• [Saved entries]
+ + +

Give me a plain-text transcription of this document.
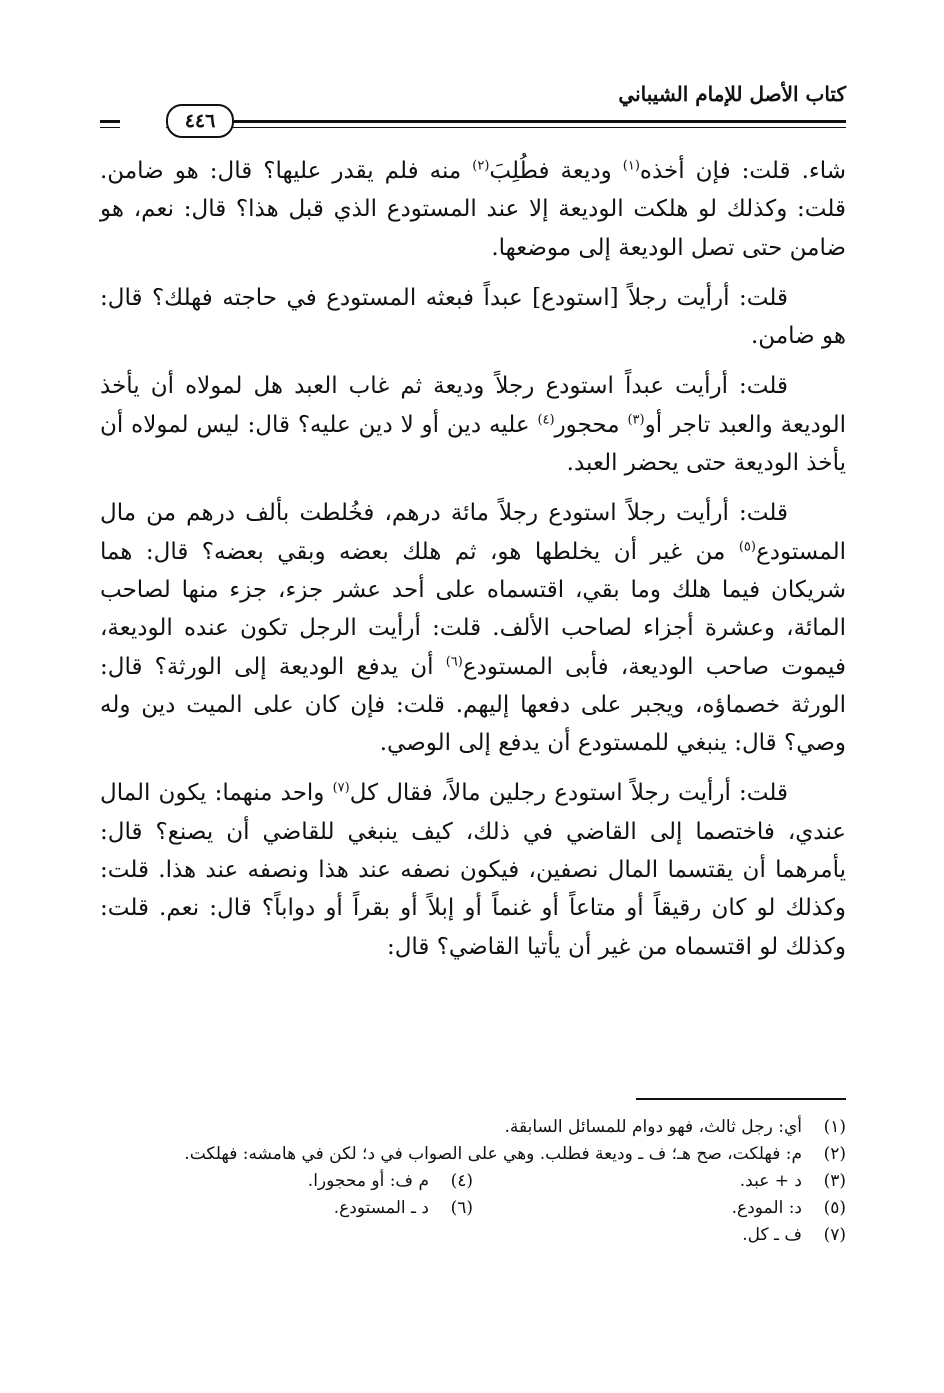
كتاب الأصل للإمام الشيباني
٤٤٦

شاء. قلت: فإن أخذه$^{(١)}$ وديعة فطُلِبَ$^{(٢)}$ منه فلم يقدر عليها؟ قال: هو ضامن. قلت: وكذلك لو هلكت الوديعة إلا عند المستودع الذي قبل هذا؟ قال: نعم، هو ضامن حتى تصل الوديعة إلى موضعها.

قلت: أرأيت رجلاً [استودع] عبداً فبعثه المستودع في حاجته فهلك؟ قال: هو ضامن.

قلت: أرأيت عبداً استودع رجلاً وديعة ثم غاب العبد هل لمولاه أن يأخذ الوديعة والعبد تاجر أو$^{(٣)}$ محجور$^{(٤)}$ عليه دين أو لا دين عليه؟ قال: ليس لمولاه أن يأخذ الوديعة حتى يحضر العبد.

قلت: أرأيت رجلاً استودع رجلاً مائة درهم، فخُلطت بألف درهم من مال المستودع$^{(٥)}$ من غير أن يخلطها هو، ثم هلك بعضه وبقي بعضه؟ قال: هما شريكان فيما هلك وما بقي، اقتسماه على أحد عشر جزء، جزء منها لصاحب المائة، وعشرة أجزاء لصاحب الألف. قلت: أرأيت الرجل تكون عنده الوديعة، فيموت صاحب الوديعة، فأبى المستودع$^{(٦)}$ أن يدفع الوديعة إلى الورثة؟ قال: الورثة خصماؤه، ويجبر على دفعها إليهم. قلت: فإن كان على الميت دين وله وصي؟ قال: ينبغي للمستودع أن يدفع إلى الوصي.

قلت: أرأيت رجلاً استودع رجلين مالاً، فقال كل$^{(٧)}$ واحد منهما: يكون المال عندي، فاختصما إلى القاضي في ذلك، كيف ينبغي للقاضي أن يصنع؟ قال: يأمرهما أن يقتسما المال نصفين، فيكون نصفه عند هذا ونصفه عند هذا. قلت: وكذلك لو كان رقيقاً أو متاعاً أو غنماً أو إبلاً أو بقراً أو دواباً؟ قال: نعم. قلت: وكذلك لو اقتسماه من غير أن يأتيا القاضي؟ قال:

(١)
أي: رجل ثالث، فهو دوام للمسائل السابقة.
(٢)
م: فهلكت، صح هـ؛ ف ـ وديعة فطلب. وهي على الصواب في د؛ لكن في هامشه: فهلكت.
(٣)
د + عبد.
(٤)
م ف: أو محجورا.
(٥)
د: المودع.
(٦)
د ـ المستودع.
(٧)
ف ـ كل.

+ + +

• [Task description]
Quote the data above in full, leaving out the pictures it holds.

• [Full solution]
Give me a plain-text transcription of this document.
كتاب الأصل للإمام الشيباني
٤٤٦

شاء. قلت: فإن أخذه$^{(١)}$ وديعة فطُلِبَ$^{(٢)}$ منه فلم يقدر عليها؟ قال: هو ضامن. قلت: وكذلك لو هلكت الوديعة إلا عند المستودع الذي قبل هذا؟ قال: نعم، هو ضامن حتى تصل الوديعة إلى موضعها.

قلت: أرأيت رجلاً [استودع] عبداً فبعثه المستودع في حاجته فهلك؟ قال: هو ضامن.

قلت: أرأيت عبداً استودع رجلاً وديعة ثم غاب العبد هل لمولاه أن يأخذ الوديعة والعبد تاجر أو$^{(٣)}$ محجور$^{(٤)}$ عليه دين أو لا دين عليه؟ قال: ليس لمولاه أن يأخذ الوديعة حتى يحضر العبد.

قلت: أرأيت رجلاً استودع رجلاً مائة درهم، فخُلطت بألف درهم من مال المستودع$^{(٥)}$ من غير أن يخلطها هو، ثم هلك بعضه وبقي بعضه؟ قال: هما شريكان فيما هلك وما بقي، اقتسماه على أحد عشر جزء، جزء منها لصاحب المائة، وعشرة أجزاء لصاحب الألف. قلت: أرأيت الرجل تكون عنده الوديعة، فيموت صاحب الوديعة، فأبى المستودع$^{(٦)}$ أن يدفع الوديعة إلى الورثة؟ قال: الورثة خصماؤه، ويجبر على دفعها إليهم. قلت: فإن كان على الميت دين وله وصي؟ قال: ينبغي للمستودع أن يدفع إلى الوصي.

قلت: أرأيت رجلاً استودع رجلين مالاً، فقال كل$^{(٧)}$ واحد منهما: يكون المال عندي، فاختصما إلى القاضي في ذلك، كيف ينبغي للقاضي أن يصنع؟ قال: يأمرهما أن يقتسما المال نصفين، فيكون نصفه عند هذا ونصفه عند هذا. قلت: وكذلك لو كان رقيقاً أو متاعاً أو غنماً أو إبلاً أو بقراً أو دواباً؟ قال: نعم. قلت: وكذلك لو اقتسماه من غير أن يأتيا القاضي؟ قال:

(١)
أي: رجل ثالث، فهو دوام للمسائل السابقة.
(٢)
م: فهلكت، صح هـ؛ ف ـ وديعة فطلب. وهي على الصواب في د؛ لكن في هامشه: فهلكت.
(٣)
د + عبد.
(٤)
م ف: أو محجورا.
(٥)
د: المودع.
(٦)
د ـ المستودع.
(٧)
ف ـ كل.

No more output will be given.